◆ Given exercise
Please repeat all of the lines that follow, exactly as written.

── Input rows

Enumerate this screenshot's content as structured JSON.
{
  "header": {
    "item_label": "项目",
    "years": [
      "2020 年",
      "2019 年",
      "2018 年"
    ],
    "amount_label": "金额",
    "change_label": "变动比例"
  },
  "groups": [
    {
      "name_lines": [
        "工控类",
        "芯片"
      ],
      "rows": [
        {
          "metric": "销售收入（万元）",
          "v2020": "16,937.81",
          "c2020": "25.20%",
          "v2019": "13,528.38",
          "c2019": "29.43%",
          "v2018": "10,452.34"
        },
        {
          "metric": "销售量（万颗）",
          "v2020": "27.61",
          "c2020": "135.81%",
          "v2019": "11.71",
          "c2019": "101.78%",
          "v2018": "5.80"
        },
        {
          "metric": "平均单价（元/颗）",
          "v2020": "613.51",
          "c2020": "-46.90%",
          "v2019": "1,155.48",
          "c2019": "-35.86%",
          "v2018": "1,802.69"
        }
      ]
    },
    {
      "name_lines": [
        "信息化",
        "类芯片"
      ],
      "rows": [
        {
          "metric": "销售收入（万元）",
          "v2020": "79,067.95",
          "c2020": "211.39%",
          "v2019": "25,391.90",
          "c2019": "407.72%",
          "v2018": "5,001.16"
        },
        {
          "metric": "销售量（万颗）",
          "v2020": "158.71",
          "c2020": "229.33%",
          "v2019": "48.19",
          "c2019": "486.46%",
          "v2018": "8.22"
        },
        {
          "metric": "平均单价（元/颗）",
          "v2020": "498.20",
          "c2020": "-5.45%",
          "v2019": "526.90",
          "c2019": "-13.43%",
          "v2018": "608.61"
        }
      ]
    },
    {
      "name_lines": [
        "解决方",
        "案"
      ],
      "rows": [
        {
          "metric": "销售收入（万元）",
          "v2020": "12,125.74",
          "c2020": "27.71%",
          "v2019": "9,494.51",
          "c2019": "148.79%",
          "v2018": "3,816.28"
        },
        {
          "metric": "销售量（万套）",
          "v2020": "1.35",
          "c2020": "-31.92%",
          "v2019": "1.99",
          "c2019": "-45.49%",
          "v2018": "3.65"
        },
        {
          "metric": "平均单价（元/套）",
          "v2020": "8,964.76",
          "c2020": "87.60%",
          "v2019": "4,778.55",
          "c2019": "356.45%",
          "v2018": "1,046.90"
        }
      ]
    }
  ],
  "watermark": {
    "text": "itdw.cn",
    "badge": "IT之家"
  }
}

────

◆ The result
Enumerate this screenshot's content as structured JSON.
{
  "header": {
    "item_label": "项目",
    "years": [
      "2020 年",
      "2019 年",
      "2018 年"
    ],
    "amount_label": "金额",
    "change_label": "变动比例"
  },
  "groups": [
    {
      "name_lines": [
        "工控类",
        "芯片"
      ],
      "rows": [
        {
          "metric": "销售收入（万元）",
          "v2020": "16,937.81",
          "c2020": "25.20%",
          "v2019": "13,528.38",
          "c2019": "29.43%",
          "v2018": "10,452.34"
        },
        {
          "metric": "销售量（万颗）",
          "v2020": "27.61",
          "c2020": "135.81%",
          "v2019": "11.71",
          "c2019": "101.78%",
          "v2018": "5.80"
        },
        {
          "metric": "平均单价（元/颗）",
          "v2020": "613.51",
          "c2020": "-46.90%",
          "v2019": "1,155.48",
          "c2019": "-35.86%",
          "v2018": "1,802.69"
        }
      ]
    },
    {
      "name_lines": [
        "信息化",
        "类芯片"
      ],
      "rows": [
        {
          "metric": "销售收入（万元）",
          "v2020": "79,067.95",
          "c2020": "211.39%",
          "v2019": "25,391.90",
          "c2019": "407.72%",
          "v2018": "5,001.16"
        },
        {
          "metric": "销售量（万颗）",
          "v2020": "158.71",
          "c2020": "229.33%",
          "v2019": "48.19",
          "c2019": "486.46%",
          "v2018": "8.22"
        },
        {
          "metric": "平均单价（元/颗）",
          "v2020": "498.20",
          "c2020": "-5.45%",
          "v2019": "526.90",
          "c2019": "-13.43%",
          "v2018": "608.61"
        }
      ]
    },
    {
      "name_lines": [
        "解决方",
        "案"
      ],
      "rows": [
        {
          "metric": "销售收入（万元）",
          "v2020": "12,125.74",
          "c2020": "27.71%",
          "v2019": "9,494.51",
          "c2019": "148.79%",
          "v2018": "3,816.28"
        },
        {
          "metric": "销售量（万套）",
          "v2020": "1.35",
          "c2020": "-31.92%",
          "v2019": "1.99",
          "c2019": "-45.49%",
          "v2018": "3.65"
        },
        {
          "metric": "平均单价（元/套）",
          "v2020": "8,964.76",
          "c2020": "87.60%",
          "v2019": "4,778.55",
          "c2019": "356.45%",
          "v2018": "1,046.90"
        }
      ]
    }
  ],
  "watermark": {
    "text": "itdw.cn",
    "badge": "IT之家"
  }
}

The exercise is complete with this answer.